• [Provided material]
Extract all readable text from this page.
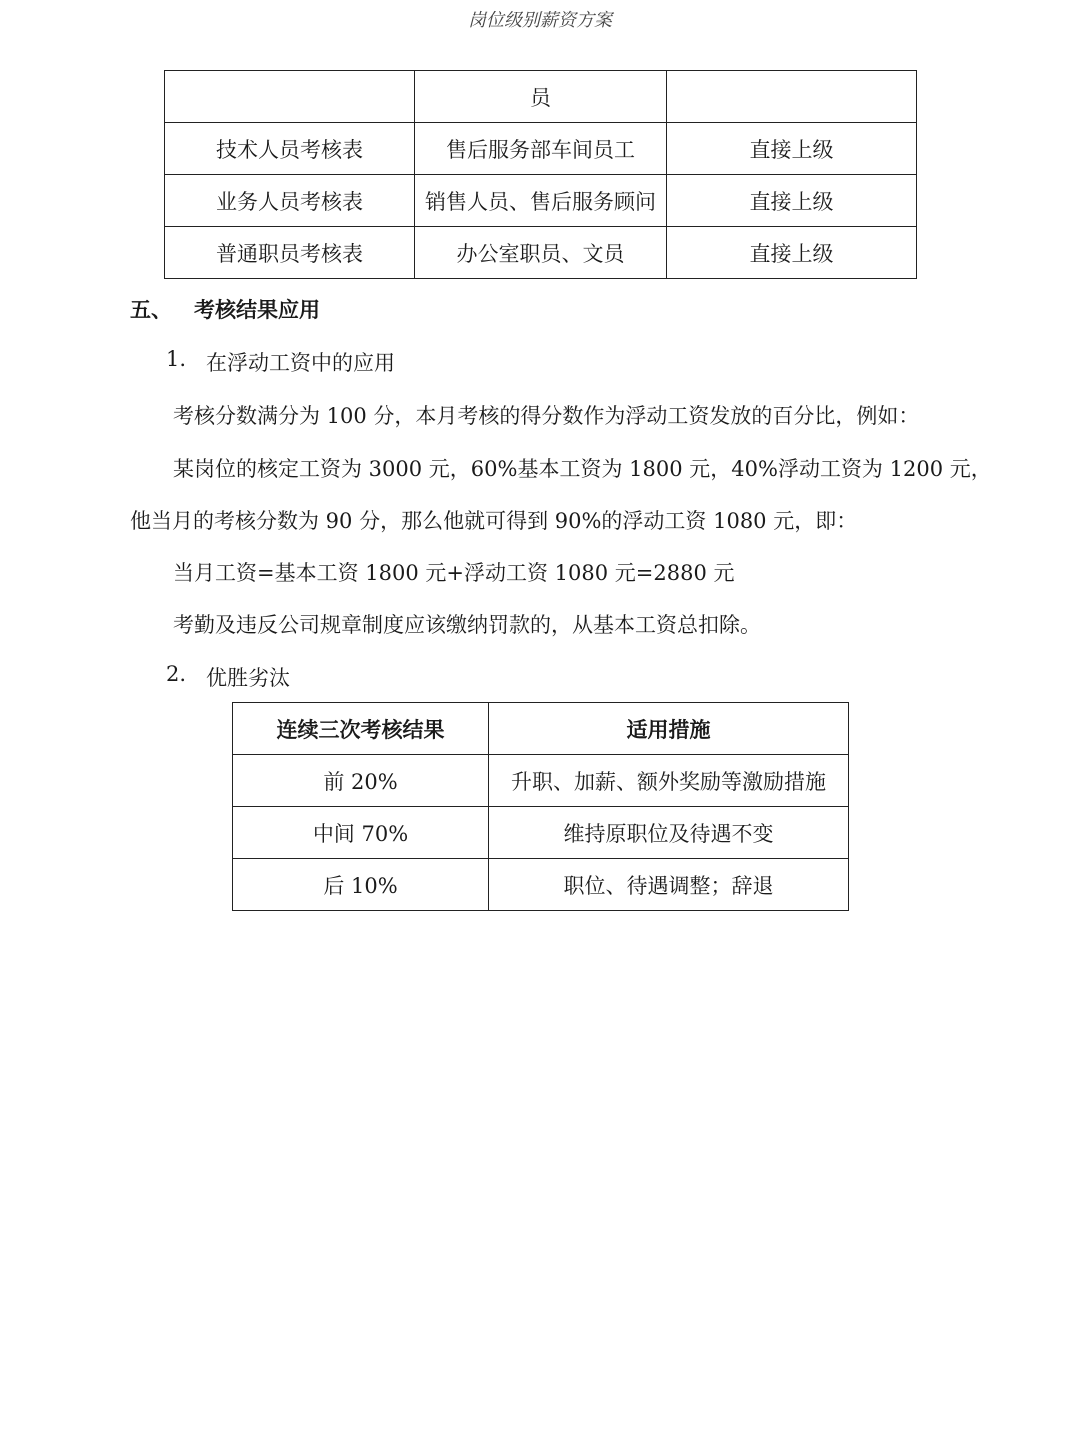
岗位级别薪资方案
	员	
技术人员考核表	售后服务部车间员工	直接上级
业务人员考核表	销售人员、售后服务顾问	直接上级
普通职员考核表	办公室职员、文员	直接上级
五、 考核结果应用
1. 在浮动工资中的应用
考核分数满分为 100 分，本月考核的得分数作为浮动工资发放的百分比，例如：
某岗位的核定工资为 3000 元，60%基本工资为 1800 元，40%浮动工资为 1200 元，
他当月的考核分数为 90 分，那么他就可得到 90%的浮动工资 1080 元，即：
当月工资=基本工资 1800 元+浮动工资 1080 元=2880 元
考勤及违反公司规章制度应该缴纳罚款的，从基本工资总扣除。
2. 优胜劣汰
连续三次考核结果	适用措施
前 20%	升职、加薪、额外奖励等激励措施
中间 70%	维持原职位及待遇不变
后 10%	职位、待遇调整；辞退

• [Exercise instructions] The records above must be transcribed exactly. Pictures are left out of the copy.

• [Written solution]
Extract all readable text from this page.
岗位级别薪资方案
	员	
技术人员考核表	售后服务部车间员工	直接上级
业务人员考核表	销售人员、售后服务顾问	直接上级
普通职员考核表	办公室职员、文员	直接上级
五、 考核结果应用
1. 在浮动工资中的应用
考核分数满分为 100 分，本月考核的得分数作为浮动工资发放的百分比，例如：
某岗位的核定工资为 3000 元，60%基本工资为 1800 元，40%浮动工资为 1200 元，
他当月的考核分数为 90 分，那么他就可得到 90%的浮动工资 1080 元，即：
当月工资=基本工资 1800 元+浮动工资 1080 元=2880 元
考勤及违反公司规章制度应该缴纳罚款的，从基本工资总扣除。
2. 优胜劣汰
连续三次考核结果	适用措施
前 20%	升职、加薪、额外奖励等激励措施
中间 70%	维持原职位及待遇不变
后 10%	职位、待遇调整；辞退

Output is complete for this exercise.